> [Stored records]

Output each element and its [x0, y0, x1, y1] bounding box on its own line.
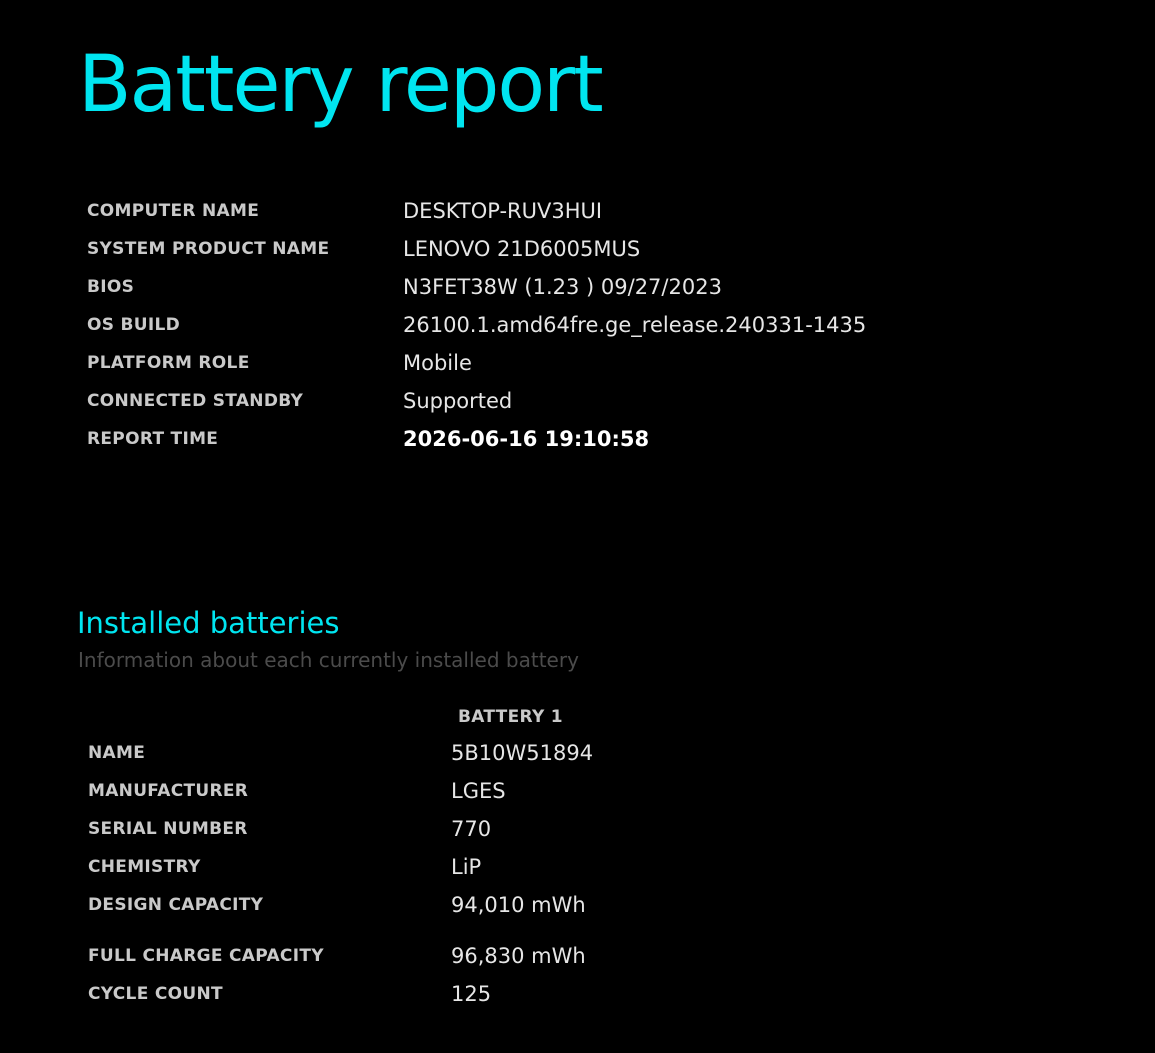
report-time-value: 2026-06-16 19:10:58: [403, 427, 650, 451]
table-row: MANUFACTURER LGES: [81, 772, 821, 810]
table-row: BIOS N3FET38W (1.23 ) 09/27/2023: [80, 268, 866, 306]
cycle-count-value: 125: [451, 982, 492, 1006]
table-header-row: BATTERY 1: [81, 700, 821, 734]
table-row: SERIAL NUMBER 770: [81, 810, 821, 848]
table-row: PLATFORM ROLE Mobile: [80, 344, 866, 382]
platform-role-label: PLATFORM ROLE: [87, 353, 250, 373]
connected-standby-value: Supported: [403, 389, 513, 413]
bios-label: BIOS: [87, 277, 135, 297]
cycle-count-label: CYCLE COUNT: [88, 984, 223, 1004]
page-title: Battery report: [78, 40, 604, 130]
installed-batteries-title: Installed batteries: [77, 606, 340, 640]
bios-value: N3FET38W (1.23 ) 09/27/2023: [403, 275, 722, 299]
table-row: NAME 5B10W51894: [81, 734, 821, 772]
table-row: CHEMISTRY LiP: [81, 848, 821, 886]
chemistry-label: CHEMISTRY: [88, 857, 201, 877]
installed-batteries-table: BATTERY 1 NAME 5B10W51894 MANUFACTURER L…: [81, 700, 821, 1013]
serial-number-label: SERIAL NUMBER: [88, 819, 248, 839]
table-row: SYSTEM PRODUCT NAME LENOVO 21D6005MUS: [80, 230, 866, 268]
header-spacer: [81, 700, 451, 734]
system-product-name-value: LENOVO 21D6005MUS: [403, 237, 641, 261]
design-capacity-value: 94,010 mWh: [451, 893, 586, 917]
manufacturer-value: LGES: [451, 779, 506, 803]
table-row: FULL CHARGE CAPACITY 96,830 mWh: [81, 924, 821, 975]
os-build-value: 26100.1.amd64fre.ge_release.240331-1435: [403, 313, 867, 337]
full-charge-capacity-label: FULL CHARGE CAPACITY: [88, 946, 324, 966]
full-charge-capacity-value: 96,830 mWh: [451, 944, 586, 968]
chemistry-value: LiP: [451, 855, 482, 879]
design-capacity-label: DESIGN CAPACITY: [88, 895, 264, 915]
installed-batteries-subtitle: Information about each currently install…: [78, 648, 579, 672]
serial-number-value: 770: [451, 817, 492, 841]
connected-standby-label: CONNECTED STANDBY: [87, 391, 304, 411]
report-time-label: REPORT TIME: [87, 429, 219, 449]
battery-name-label: NAME: [88, 743, 146, 763]
computer-name-value: DESKTOP-RUV3HUI: [403, 199, 603, 223]
system-product-name-label: SYSTEM PRODUCT NAME: [87, 239, 330, 259]
platform-role-value: Mobile: [403, 351, 472, 375]
table-row: DESIGN CAPACITY 94,010 mWh: [81, 886, 821, 924]
battery-1-column-header: BATTERY 1: [458, 707, 563, 727]
table-row: OS BUILD 26100.1.amd64fre.ge_release.240…: [80, 306, 866, 344]
battery-name-value: 5B10W51894: [451, 741, 594, 765]
table-row: CONNECTED STANDBY Supported: [80, 382, 866, 420]
manufacturer-label: MANUFACTURER: [88, 781, 249, 801]
system-info-table: COMPUTER NAME DESKTOP-RUV3HUI SYSTEM PRO…: [80, 192, 866, 458]
computer-name-label: COMPUTER NAME: [87, 201, 260, 221]
os-build-label: OS BUILD: [87, 315, 181, 335]
table-row: CYCLE COUNT 125: [81, 975, 821, 1013]
table-row: COMPUTER NAME DESKTOP-RUV3HUI: [80, 192, 866, 230]
table-row: REPORT TIME 2026-06-16 19:10:58: [80, 420, 866, 458]
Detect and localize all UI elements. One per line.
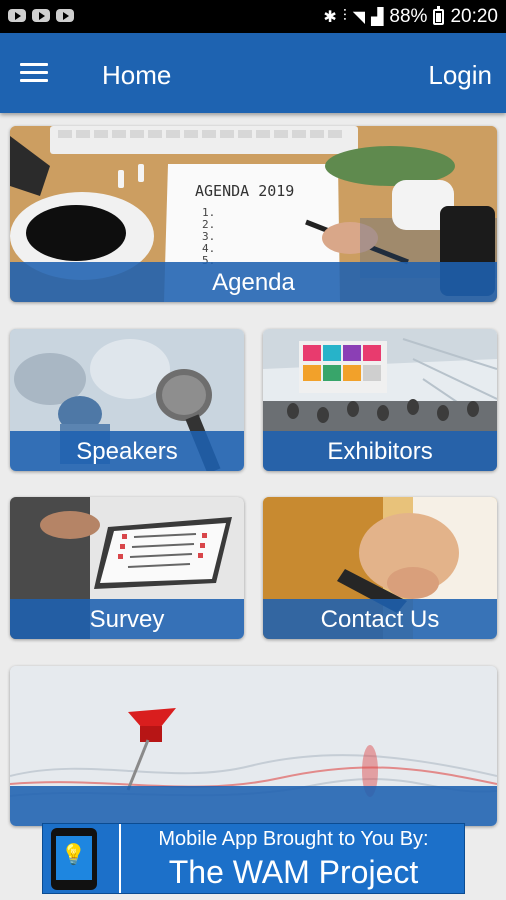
status-time: 20:20 bbox=[450, 5, 498, 27]
tile-label: Speakers bbox=[10, 431, 244, 471]
tile-agenda[interactable]: AGENDA 2019 1. 2. 3. 4. 5. Agenda bbox=[10, 126, 497, 302]
tile-label: Agenda bbox=[10, 262, 497, 302]
status-bar: ✱ ⫶ ◥ ▟ 88% 20:20 bbox=[0, 0, 506, 33]
bluetooth-icon: ✱ bbox=[323, 8, 337, 26]
banner-line1: Mobile App Brought to You By: bbox=[158, 828, 429, 850]
banner-line2: The WAM Project bbox=[168, 854, 419, 890]
sponsor-banner[interactable]: 💡 Mobile App Brought to You By: The WAM … bbox=[42, 823, 465, 894]
youtube-notification-icon bbox=[32, 9, 50, 22]
tile-map[interactable] bbox=[10, 666, 497, 826]
phone-logo-icon: 💡 bbox=[51, 828, 97, 890]
app-bar: Home Login bbox=[0, 33, 506, 113]
agenda-heading-text: AGENDA 2019 bbox=[195, 182, 294, 200]
battery-icon bbox=[433, 5, 445, 25]
tile-label: Contact Us bbox=[263, 599, 497, 639]
tile-label: Survey bbox=[10, 599, 244, 639]
battery-percent: 88% bbox=[389, 5, 428, 27]
youtube-notification-icon bbox=[56, 9, 74, 22]
banner-divider bbox=[119, 824, 121, 893]
tile-exhibitors[interactable]: Exhibitors bbox=[263, 329, 497, 471]
youtube-notification-icon bbox=[8, 9, 26, 22]
tile-label bbox=[10, 786, 497, 826]
page-title: Home bbox=[102, 60, 172, 90]
vibrate-icon: ⫶ bbox=[342, 7, 347, 25]
signal-icon: ▟ bbox=[371, 8, 384, 26]
tile-label: Exhibitors bbox=[263, 431, 497, 471]
menu-icon[interactable] bbox=[20, 63, 48, 85]
login-button[interactable]: Login bbox=[428, 60, 492, 91]
wifi-icon: ◥ bbox=[352, 8, 366, 26]
tile-contact-us[interactable]: Contact Us bbox=[263, 497, 497, 639]
tile-survey[interactable]: Survey bbox=[10, 497, 244, 639]
tile-speakers[interactable]: Speakers bbox=[10, 329, 244, 471]
lightbulb-icon: 💡 bbox=[61, 844, 86, 866]
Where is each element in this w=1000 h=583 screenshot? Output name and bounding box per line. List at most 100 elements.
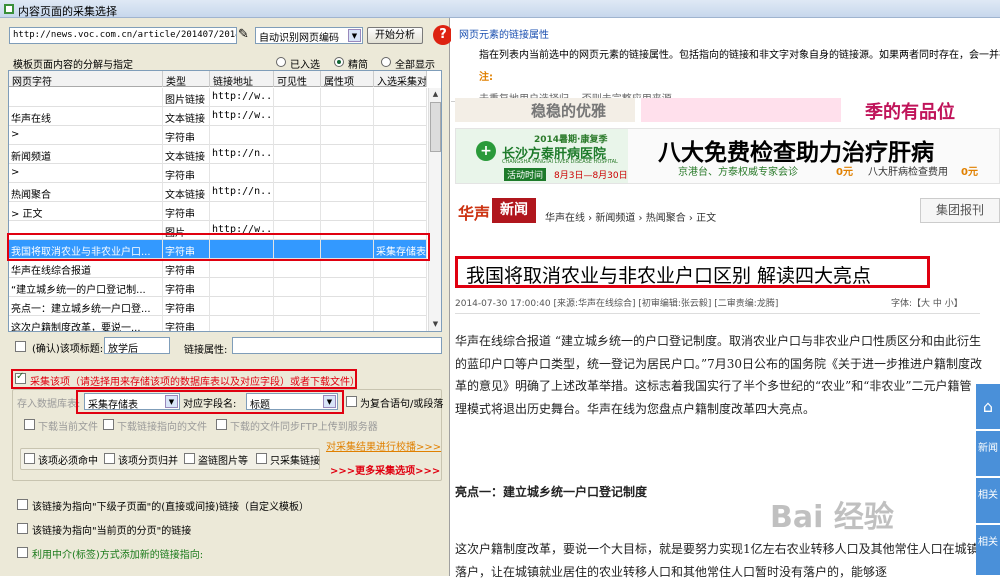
- column-header[interactable]: 入选采集对: [374, 71, 427, 87]
- table-row[interactable]: “建立城乡统一的户口登记制... 字符串: [9, 278, 427, 297]
- table-section-title: 模板页面内容的分解与指定: [13, 60, 133, 71]
- scroll-thumb[interactable]: [430, 102, 441, 152]
- table-cell: [321, 259, 374, 278]
- article-paragraph-2: 这次户籍制度改革，要说一个大目标，就是要努力实现1亿左右农业转移人口及其他常住人…: [455, 542, 979, 579]
- steal-img-checkbox[interactable]: [184, 453, 195, 464]
- must-collect-checkbox[interactable]: [24, 453, 35, 464]
- hospital-ad[interactable]: + 2014暑期·康复季 长沙方泰肝病医院 CHANGSHA FANGTAI L…: [455, 128, 1000, 184]
- ad-sub-right: 八大肝病检查费用: [868, 167, 948, 178]
- breadcrumb-item[interactable]: 热闻聚合: [646, 213, 686, 224]
- table-row[interactable]: 图片链接 http://w...: [9, 88, 427, 107]
- confirm-title-checkbox[interactable]: [15, 341, 26, 352]
- split-merge-checkbox[interactable]: [104, 453, 115, 464]
- table-cell: http://n...: [210, 145, 274, 164]
- hospital-en: CHANGSHA FANGTAI LIVER DISEASE HOSPITAL: [502, 159, 618, 165]
- font-size-switch[interactable]: 字体:【大 中 小】: [891, 296, 963, 309]
- table-row[interactable]: 华声在线 文本链接 http://w...: [9, 107, 427, 126]
- info-note: 注:: [479, 72, 493, 83]
- ftp-upload-label: 下载的文件同步FTP上传到服务器: [230, 422, 378, 433]
- table-cell: 字符串: [163, 316, 210, 331]
- table-cell: [374, 164, 427, 183]
- breadcrumb-item[interactable]: 华声在线: [545, 213, 585, 224]
- table-cell: [321, 316, 374, 331]
- home-icon[interactable]: ⌂: [976, 384, 1000, 430]
- side-tool-2[interactable]: 相关: [976, 478, 1000, 524]
- table-cell: [374, 202, 427, 221]
- table-cell: [321, 278, 374, 297]
- child-link-checkbox[interactable]: [17, 499, 28, 510]
- field-select[interactable]: 标题 ▼: [246, 393, 338, 411]
- table-cell: [321, 107, 374, 126]
- group-papers-button[interactable]: 集团报刊: [920, 198, 1000, 223]
- ftp-upload-checkbox[interactable]: [216, 419, 227, 430]
- table-cell: 新闻频道: [9, 145, 163, 164]
- table-cell: [321, 164, 374, 183]
- table-cell: [321, 297, 374, 316]
- table-row[interactable]: 热闻聚合 文本链接 http://n...: [9, 183, 427, 202]
- site-logo[interactable]: 华声: [458, 200, 490, 224]
- table-cell: 字符串: [163, 202, 210, 221]
- radio-simple[interactable]: [334, 57, 344, 67]
- table-cell: [274, 278, 321, 297]
- column-header[interactable]: 属性项: [321, 71, 374, 87]
- column-header[interactable]: 类型: [163, 71, 210, 87]
- radio-all[interactable]: [381, 57, 391, 67]
- url-input[interactable]: http://news.voc.com.cn/article/201407/20…: [9, 27, 237, 44]
- table-row[interactable]: 华声在线综合报道 字符串: [9, 259, 427, 278]
- table-row[interactable]: > 字符串: [9, 126, 427, 145]
- radio-simple-label: 精简: [348, 60, 368, 71]
- collect-checkbox[interactable]: [15, 371, 26, 384]
- encoding-select[interactable]: 自动识别网页编码 ▼: [255, 27, 363, 44]
- article-paragraph-1: 华声在线综合报道 “建立城乡统一的户口登记制度。取消农业户口与非农业户口性质区分…: [455, 334, 983, 416]
- column-header[interactable]: 链接地址: [210, 71, 274, 87]
- mediate-link-checkbox[interactable]: [17, 547, 28, 558]
- table-cell: [274, 88, 321, 107]
- chevron-down-icon: ▼: [348, 29, 361, 42]
- table-cell: 字符串: [163, 259, 210, 278]
- collect-link-only-checkbox[interactable]: [256, 453, 267, 464]
- download-linked-checkbox[interactable]: [103, 419, 114, 430]
- pin-icon[interactable]: ✎: [238, 27, 249, 42]
- news-logo[interactable]: 新闻: [492, 198, 536, 223]
- table-cell: [321, 183, 374, 202]
- encoding-value: 自动识别网页编码: [259, 33, 339, 44]
- download-current-checkbox[interactable]: [24, 419, 35, 430]
- store-table-select[interactable]: 采集存储表 ▼: [84, 393, 180, 411]
- side-tool-1[interactable]: 新闻: [976, 431, 1000, 477]
- help-icon[interactable]: ?: [433, 25, 453, 45]
- compound-checkbox[interactable]: [346, 396, 357, 407]
- table-cell: [210, 126, 274, 145]
- more-options-link[interactable]: >>>更多采集选项>>>: [330, 462, 440, 477]
- scroll-up-icon[interactable]: ▲: [430, 89, 441, 100]
- table-row[interactable]: > 字符串: [9, 164, 427, 183]
- table-cell: 华声在线: [9, 107, 163, 126]
- chevron-down-icon: ▼: [323, 395, 336, 408]
- table-row[interactable]: 新闻频道 文本链接 http://n...: [9, 145, 427, 164]
- page-link-checkbox[interactable]: [17, 523, 28, 534]
- table-cell: 这次户籍制度改革，要说一...: [9, 316, 163, 331]
- post-process-link[interactable]: 对采集结果进行校播>>>: [326, 438, 441, 453]
- table-cell: [374, 316, 427, 331]
- link-attr-input[interactable]: [232, 337, 442, 354]
- table-row[interactable]: > 正文 字符串: [9, 202, 427, 221]
- table-cell: [274, 183, 321, 202]
- store-table-value: 采集存储表: [88, 400, 138, 411]
- vertical-scrollbar[interactable]: ▲ ▼: [428, 88, 441, 331]
- scroll-down-icon[interactable]: ▼: [430, 319, 441, 330]
- column-header[interactable]: 可见性: [274, 71, 321, 87]
- table-row[interactable]: 这次户籍制度改革，要说一... 字符串: [9, 316, 427, 331]
- title-input[interactable]: 放学后: [104, 337, 170, 355]
- breadcrumb: 华声在线 › 新闻频道 › 热闻聚合 › 正文: [545, 213, 717, 224]
- table-cell: [210, 202, 274, 221]
- store-table-label: 存入数据库表:: [17, 399, 81, 410]
- ad-banner-top[interactable]: 稳稳的优雅 季的有品位: [455, 98, 1000, 124]
- column-header[interactable]: 网页字符: [9, 71, 163, 87]
- ad-sub-left: 京港台、方泰权威专家会诊: [678, 167, 798, 178]
- side-tool-3[interactable]: 相关: [976, 525, 1000, 576]
- compound-label: 为复合语句/或段落: [360, 399, 444, 410]
- analyze-button[interactable]: 开始分析: [367, 27, 423, 44]
- download-current-label: 下载当前文件: [38, 422, 98, 433]
- breadcrumb-item[interactable]: 新闻频道: [595, 213, 635, 224]
- table-row[interactable]: 亮点一：建立城乡统一户口登... 字符串: [9, 297, 427, 316]
- radio-selected[interactable]: [276, 57, 286, 67]
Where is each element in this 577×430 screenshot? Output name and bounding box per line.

> [Objective] Can you give the lines again, starting at the one containing "- column-header[interactable]: 入选采集对: [374, 71, 427, 87]" and ending at the one containing "- table-cell: http://n...: [210, 145, 274, 164]", with every "checkbox" changed to "tickbox" and everything else unchanged?

> [Completed task]
- column-header[interactable]: 入选采集对: [374, 71, 427, 87]
- table-row[interactable]: “建立城乡统一的户口登记制... 字符串: [9, 278, 427, 297]
- table-section-title: 模板页面内容的分解与指定: [13, 60, 133, 71]
- scroll-thumb[interactable]: [430, 102, 441, 152]
- table-cell: [321, 259, 374, 278]
- article-paragraph-2: 这次户籍制度改革，要说一个大目标，就是要努力实现1亿左右农业转移人口及其他常住人…: [455, 542, 979, 579]
- steal-img-tickbox[interactable]: [184, 453, 195, 464]
- must-collect-tickbox[interactable]: [24, 453, 35, 464]
- hospital-ad[interactable]: + 2014暑期·康复季 长沙方泰肝病医院 CHANGSHA FANGTAI L…: [455, 128, 1000, 184]
- ad-sub-right: 八大肝病检查费用: [868, 167, 948, 178]
- breadcrumb-item[interactable]: 热闻聚合: [646, 213, 686, 224]
- table-row[interactable]: 图片链接 http://w...: [9, 88, 427, 107]
- confirm-title-tickbox[interactable]: [15, 341, 26, 352]
- split-merge-tickbox[interactable]: [104, 453, 115, 464]
- table-cell: http://n...: [210, 145, 274, 164]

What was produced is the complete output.